Records for this exercise:
-.-.-

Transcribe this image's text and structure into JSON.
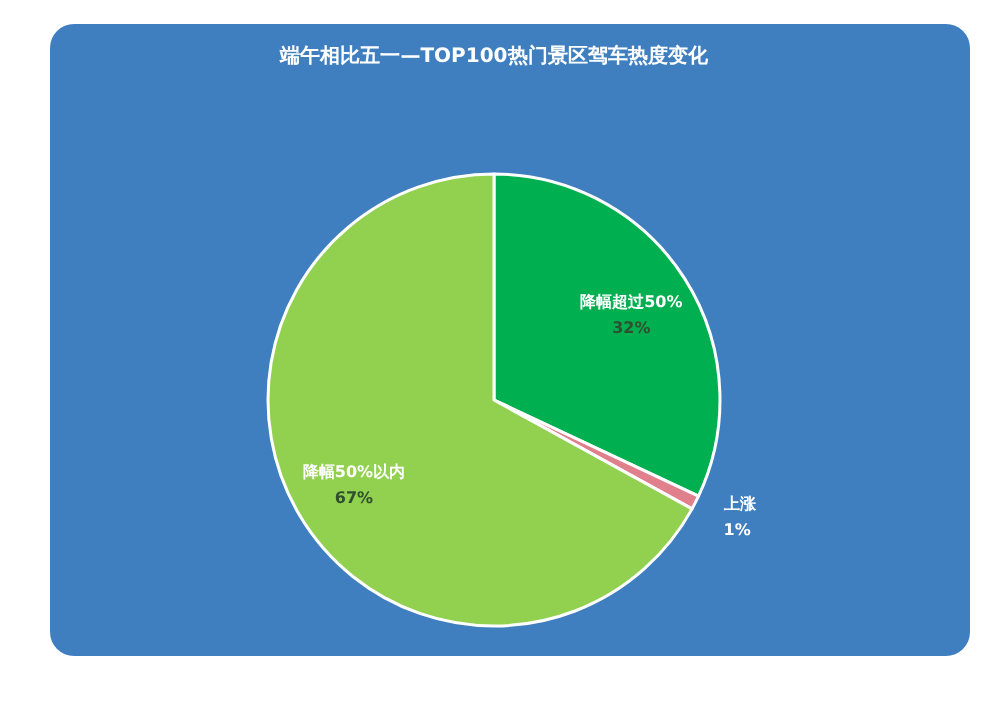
{
  "chart_data": {
    "type": "pie",
    "title": "端午相比五一—TOP100热门景区驾车热度变化",
    "categories": [
      "降幅超过50%",
      "上涨",
      "降幅50%以内"
    ],
    "values": [
      32,
      1,
      67
    ],
    "colors": [
      "#00b050",
      "#e0808c",
      "#92d050"
    ],
    "value_labels": [
      "32%",
      "1%",
      "67%"
    ]
  }
}
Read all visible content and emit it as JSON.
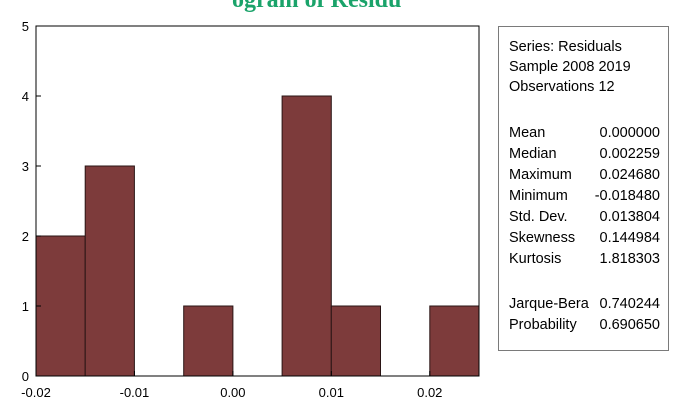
{
  "caption_fragment": "ogram of Residu",
  "stats_panel": {
    "series": "Series: Residuals",
    "sample": "Sample 2008 2019",
    "observations": "Observations 12",
    "rows": [
      {
        "label": "Mean",
        "value": "0.000000"
      },
      {
        "label": "Median",
        "value": "0.002259"
      },
      {
        "label": "Maximum",
        "value": "0.024680"
      },
      {
        "label": "Minimum",
        "value": "-0.018480"
      },
      {
        "label": "Std. Dev.",
        "value": "0.013804"
      },
      {
        "label": "Skewness",
        "value": "0.144984"
      },
      {
        "label": "Kurtosis",
        "value": "1.818303"
      }
    ],
    "tests": [
      {
        "label": "Jarque-Bera",
        "value": "0.740244"
      },
      {
        "label": "Probability",
        "value": "0.690650"
      }
    ]
  },
  "colors": {
    "bar": "#7d3b3b",
    "bar_edge": "#2a1414",
    "caption": "#1aa36a"
  },
  "chart_data": {
    "type": "bar",
    "title": "",
    "xlabel": "",
    "ylabel": "",
    "bins": [
      {
        "from": -0.02,
        "to": -0.015,
        "count": 2
      },
      {
        "from": -0.015,
        "to": -0.01,
        "count": 3
      },
      {
        "from": -0.01,
        "to": -0.005,
        "count": 0
      },
      {
        "from": -0.005,
        "to": 0.0,
        "count": 1
      },
      {
        "from": 0.0,
        "to": 0.005,
        "count": 0
      },
      {
        "from": 0.005,
        "to": 0.01,
        "count": 4
      },
      {
        "from": 0.01,
        "to": 0.015,
        "count": 1
      },
      {
        "from": 0.015,
        "to": 0.02,
        "count": 0
      },
      {
        "from": 0.02,
        "to": 0.025,
        "count": 1
      }
    ],
    "xlim": [
      -0.02,
      0.025
    ],
    "ylim": [
      0,
      5
    ],
    "x_ticks": [
      {
        "value": -0.02,
        "label": "-0.02"
      },
      {
        "value": -0.01,
        "label": "-0.01"
      },
      {
        "value": 0.0,
        "label": "0.00"
      },
      {
        "value": 0.01,
        "label": "0.01"
      },
      {
        "value": 0.02,
        "label": "0.02"
      }
    ],
    "y_ticks": [
      {
        "value": 0,
        "label": "0"
      },
      {
        "value": 1,
        "label": "1"
      },
      {
        "value": 2,
        "label": "2"
      },
      {
        "value": 3,
        "label": "3"
      },
      {
        "value": 4,
        "label": "4"
      },
      {
        "value": 5,
        "label": "5"
      }
    ],
    "grid": false,
    "legend": "none"
  }
}
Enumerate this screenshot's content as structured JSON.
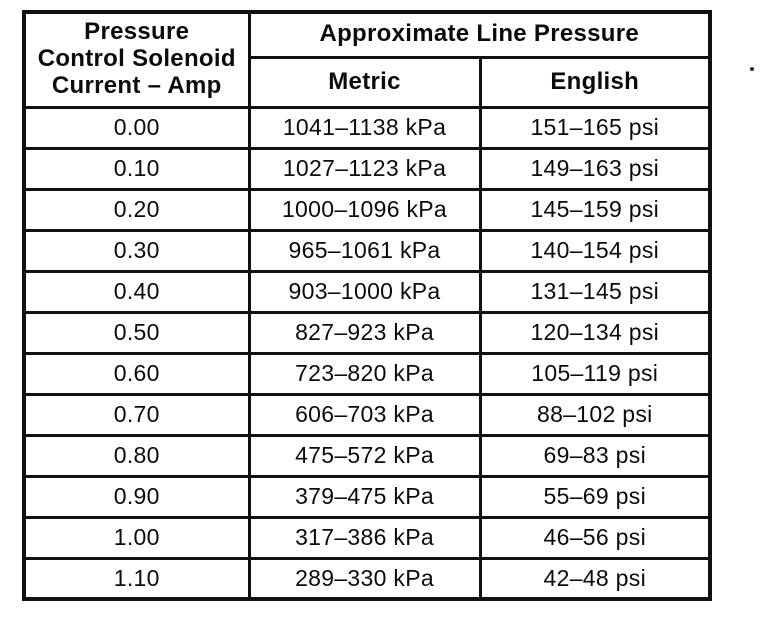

-.-.-

What is being asked:
Look through the lines above and collect those with the word "content".

Final answer:
Read all visible content and emit it as JSON.
Enumerate this screenshot's content as structured JSON.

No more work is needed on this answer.